§ Request
Show every line in the entries below where the word "name" appears.

----------------------------------------

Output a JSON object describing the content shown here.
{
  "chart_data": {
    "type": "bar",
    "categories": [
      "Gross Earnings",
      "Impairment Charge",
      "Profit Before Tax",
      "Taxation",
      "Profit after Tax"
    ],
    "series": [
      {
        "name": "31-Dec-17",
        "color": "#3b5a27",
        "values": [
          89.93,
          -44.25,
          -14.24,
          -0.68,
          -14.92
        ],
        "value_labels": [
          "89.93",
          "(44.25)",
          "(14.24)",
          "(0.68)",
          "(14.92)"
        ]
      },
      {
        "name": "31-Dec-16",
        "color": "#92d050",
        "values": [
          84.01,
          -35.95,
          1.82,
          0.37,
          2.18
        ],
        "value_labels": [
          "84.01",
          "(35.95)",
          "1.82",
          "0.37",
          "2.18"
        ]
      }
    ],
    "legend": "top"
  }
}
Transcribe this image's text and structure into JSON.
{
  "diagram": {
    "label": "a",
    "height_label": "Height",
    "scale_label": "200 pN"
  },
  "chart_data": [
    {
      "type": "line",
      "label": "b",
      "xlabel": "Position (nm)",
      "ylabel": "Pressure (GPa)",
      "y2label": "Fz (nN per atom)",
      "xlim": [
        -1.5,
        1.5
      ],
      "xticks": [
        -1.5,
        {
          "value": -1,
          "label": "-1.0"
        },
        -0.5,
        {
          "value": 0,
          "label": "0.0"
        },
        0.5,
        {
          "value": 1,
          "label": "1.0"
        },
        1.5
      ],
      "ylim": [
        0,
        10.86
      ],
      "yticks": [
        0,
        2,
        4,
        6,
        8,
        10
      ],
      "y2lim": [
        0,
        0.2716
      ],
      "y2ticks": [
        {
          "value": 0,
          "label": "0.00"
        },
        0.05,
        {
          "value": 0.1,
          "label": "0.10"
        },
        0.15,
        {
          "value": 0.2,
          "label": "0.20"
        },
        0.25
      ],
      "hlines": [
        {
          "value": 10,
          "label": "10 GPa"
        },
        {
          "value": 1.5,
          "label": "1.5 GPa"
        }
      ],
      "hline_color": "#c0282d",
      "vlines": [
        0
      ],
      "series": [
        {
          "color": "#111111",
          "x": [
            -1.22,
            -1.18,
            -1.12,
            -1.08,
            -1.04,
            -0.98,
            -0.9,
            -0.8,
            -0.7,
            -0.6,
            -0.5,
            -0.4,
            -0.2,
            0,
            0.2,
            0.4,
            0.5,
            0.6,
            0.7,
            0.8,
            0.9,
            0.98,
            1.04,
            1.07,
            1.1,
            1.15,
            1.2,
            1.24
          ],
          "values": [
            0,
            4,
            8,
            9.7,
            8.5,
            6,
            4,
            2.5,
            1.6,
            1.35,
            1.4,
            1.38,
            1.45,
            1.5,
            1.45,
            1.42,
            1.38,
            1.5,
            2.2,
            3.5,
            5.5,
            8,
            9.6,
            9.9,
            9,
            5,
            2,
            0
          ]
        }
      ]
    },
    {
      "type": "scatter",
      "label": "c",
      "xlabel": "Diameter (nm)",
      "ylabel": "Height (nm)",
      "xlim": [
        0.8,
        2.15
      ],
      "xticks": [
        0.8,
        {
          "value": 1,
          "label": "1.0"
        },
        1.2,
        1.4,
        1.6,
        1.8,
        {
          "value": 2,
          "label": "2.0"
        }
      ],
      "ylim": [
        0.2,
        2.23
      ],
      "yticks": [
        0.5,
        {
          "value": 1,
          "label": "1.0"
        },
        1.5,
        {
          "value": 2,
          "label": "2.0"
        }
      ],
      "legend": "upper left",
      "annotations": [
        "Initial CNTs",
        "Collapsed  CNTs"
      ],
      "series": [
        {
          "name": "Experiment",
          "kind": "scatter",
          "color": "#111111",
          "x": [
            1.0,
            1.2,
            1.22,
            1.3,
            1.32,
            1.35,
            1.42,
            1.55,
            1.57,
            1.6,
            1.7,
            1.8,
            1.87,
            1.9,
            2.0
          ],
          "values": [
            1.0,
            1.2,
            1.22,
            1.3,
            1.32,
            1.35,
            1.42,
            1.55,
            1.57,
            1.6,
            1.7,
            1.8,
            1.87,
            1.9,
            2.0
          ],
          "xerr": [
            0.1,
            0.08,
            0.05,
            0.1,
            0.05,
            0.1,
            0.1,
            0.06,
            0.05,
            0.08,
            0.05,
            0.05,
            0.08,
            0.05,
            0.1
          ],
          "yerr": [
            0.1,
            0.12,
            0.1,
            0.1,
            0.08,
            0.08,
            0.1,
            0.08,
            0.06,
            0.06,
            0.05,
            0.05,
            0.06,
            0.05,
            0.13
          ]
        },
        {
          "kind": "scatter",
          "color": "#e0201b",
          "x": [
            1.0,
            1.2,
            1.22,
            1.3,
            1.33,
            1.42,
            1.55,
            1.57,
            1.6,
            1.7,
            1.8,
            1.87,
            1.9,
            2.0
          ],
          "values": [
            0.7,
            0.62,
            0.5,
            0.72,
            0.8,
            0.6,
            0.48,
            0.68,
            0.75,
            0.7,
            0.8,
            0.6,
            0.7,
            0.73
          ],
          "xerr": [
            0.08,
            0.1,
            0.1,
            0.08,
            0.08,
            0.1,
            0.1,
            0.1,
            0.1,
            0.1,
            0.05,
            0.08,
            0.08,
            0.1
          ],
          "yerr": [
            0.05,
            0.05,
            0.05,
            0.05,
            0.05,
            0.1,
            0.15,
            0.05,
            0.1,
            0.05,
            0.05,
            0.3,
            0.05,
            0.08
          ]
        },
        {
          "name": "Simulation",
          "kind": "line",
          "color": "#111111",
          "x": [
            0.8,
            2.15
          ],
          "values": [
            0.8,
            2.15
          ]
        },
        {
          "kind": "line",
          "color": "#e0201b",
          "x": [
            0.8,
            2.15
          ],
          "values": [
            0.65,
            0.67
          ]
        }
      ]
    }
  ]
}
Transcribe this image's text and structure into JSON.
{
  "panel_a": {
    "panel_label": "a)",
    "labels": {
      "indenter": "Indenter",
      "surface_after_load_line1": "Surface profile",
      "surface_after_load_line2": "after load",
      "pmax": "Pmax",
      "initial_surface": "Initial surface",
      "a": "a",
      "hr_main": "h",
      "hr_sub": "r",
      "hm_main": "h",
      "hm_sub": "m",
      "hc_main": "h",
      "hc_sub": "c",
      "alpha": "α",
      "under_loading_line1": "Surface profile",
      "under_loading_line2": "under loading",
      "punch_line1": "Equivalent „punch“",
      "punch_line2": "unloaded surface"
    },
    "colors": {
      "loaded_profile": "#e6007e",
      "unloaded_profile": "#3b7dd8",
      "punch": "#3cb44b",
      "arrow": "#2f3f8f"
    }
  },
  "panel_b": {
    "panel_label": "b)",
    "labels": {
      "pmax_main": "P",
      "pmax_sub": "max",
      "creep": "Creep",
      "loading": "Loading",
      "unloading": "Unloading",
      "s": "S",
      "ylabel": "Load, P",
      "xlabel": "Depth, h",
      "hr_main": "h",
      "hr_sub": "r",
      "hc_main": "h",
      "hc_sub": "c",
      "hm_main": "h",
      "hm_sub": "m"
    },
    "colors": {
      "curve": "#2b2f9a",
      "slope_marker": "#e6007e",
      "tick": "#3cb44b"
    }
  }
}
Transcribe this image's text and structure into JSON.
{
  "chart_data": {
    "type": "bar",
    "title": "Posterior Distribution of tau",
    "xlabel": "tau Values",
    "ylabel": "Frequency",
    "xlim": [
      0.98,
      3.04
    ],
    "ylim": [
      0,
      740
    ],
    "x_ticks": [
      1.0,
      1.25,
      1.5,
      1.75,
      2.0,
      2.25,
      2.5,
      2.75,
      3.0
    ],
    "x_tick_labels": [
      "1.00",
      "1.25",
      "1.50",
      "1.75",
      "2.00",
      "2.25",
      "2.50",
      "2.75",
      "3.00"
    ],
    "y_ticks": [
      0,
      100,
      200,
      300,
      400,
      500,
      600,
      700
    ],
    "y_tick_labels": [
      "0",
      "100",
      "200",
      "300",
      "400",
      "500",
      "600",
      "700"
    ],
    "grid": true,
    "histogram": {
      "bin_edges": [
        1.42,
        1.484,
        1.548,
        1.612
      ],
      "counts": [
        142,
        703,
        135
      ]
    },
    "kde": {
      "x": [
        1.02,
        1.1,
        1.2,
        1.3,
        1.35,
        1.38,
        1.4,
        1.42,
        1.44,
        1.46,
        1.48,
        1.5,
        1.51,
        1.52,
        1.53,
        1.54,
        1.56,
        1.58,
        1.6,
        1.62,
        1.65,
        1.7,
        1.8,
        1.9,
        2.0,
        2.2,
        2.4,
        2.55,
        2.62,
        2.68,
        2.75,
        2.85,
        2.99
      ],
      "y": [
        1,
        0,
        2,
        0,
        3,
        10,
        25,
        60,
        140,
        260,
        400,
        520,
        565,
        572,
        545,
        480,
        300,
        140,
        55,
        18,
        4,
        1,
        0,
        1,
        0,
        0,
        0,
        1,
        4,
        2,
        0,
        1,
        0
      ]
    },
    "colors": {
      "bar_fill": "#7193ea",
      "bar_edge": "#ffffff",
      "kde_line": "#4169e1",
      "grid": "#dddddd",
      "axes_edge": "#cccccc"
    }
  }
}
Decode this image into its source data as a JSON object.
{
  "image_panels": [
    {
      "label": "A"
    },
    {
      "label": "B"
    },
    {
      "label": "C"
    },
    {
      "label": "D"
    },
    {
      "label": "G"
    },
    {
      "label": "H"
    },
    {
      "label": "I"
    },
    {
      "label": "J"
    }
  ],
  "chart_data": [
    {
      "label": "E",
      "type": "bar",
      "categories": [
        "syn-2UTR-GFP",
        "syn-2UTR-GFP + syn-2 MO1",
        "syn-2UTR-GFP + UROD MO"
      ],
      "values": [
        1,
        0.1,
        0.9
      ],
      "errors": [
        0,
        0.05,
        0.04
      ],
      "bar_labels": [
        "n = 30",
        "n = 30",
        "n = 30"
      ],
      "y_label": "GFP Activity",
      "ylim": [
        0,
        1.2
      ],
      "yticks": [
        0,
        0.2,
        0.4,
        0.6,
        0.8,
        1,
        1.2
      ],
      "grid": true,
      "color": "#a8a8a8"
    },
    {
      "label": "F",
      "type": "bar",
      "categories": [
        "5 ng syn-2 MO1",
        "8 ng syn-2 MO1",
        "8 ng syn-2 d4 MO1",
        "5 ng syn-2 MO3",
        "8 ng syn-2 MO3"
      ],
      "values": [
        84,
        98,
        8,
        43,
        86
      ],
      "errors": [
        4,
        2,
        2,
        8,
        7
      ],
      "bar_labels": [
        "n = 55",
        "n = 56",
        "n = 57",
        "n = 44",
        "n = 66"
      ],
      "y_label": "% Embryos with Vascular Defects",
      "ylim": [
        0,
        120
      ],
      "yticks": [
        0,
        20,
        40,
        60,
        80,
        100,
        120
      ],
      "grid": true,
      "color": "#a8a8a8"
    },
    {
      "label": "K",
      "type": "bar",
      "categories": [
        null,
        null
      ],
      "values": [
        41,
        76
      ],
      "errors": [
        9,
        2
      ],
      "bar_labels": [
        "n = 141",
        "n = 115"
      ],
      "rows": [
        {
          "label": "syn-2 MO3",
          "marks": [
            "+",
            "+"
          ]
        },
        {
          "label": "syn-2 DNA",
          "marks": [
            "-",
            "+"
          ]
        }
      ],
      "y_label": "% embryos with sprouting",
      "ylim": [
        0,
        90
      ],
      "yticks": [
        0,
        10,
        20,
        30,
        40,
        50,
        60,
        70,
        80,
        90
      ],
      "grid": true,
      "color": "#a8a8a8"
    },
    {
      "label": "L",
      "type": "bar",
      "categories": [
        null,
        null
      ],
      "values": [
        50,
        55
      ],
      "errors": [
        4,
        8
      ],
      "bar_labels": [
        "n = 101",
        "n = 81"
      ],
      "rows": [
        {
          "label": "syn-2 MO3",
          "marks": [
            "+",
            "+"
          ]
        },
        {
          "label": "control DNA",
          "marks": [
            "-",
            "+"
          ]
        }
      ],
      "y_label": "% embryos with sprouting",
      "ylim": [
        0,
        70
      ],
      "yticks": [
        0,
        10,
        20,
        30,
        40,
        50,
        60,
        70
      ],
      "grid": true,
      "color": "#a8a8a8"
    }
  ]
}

----------------------------------------

§ Correct answer
        "name": "31-Dec-17",
        "name": "31-Dec-16",
          "name": "Experiment",
          "name": "Simulation",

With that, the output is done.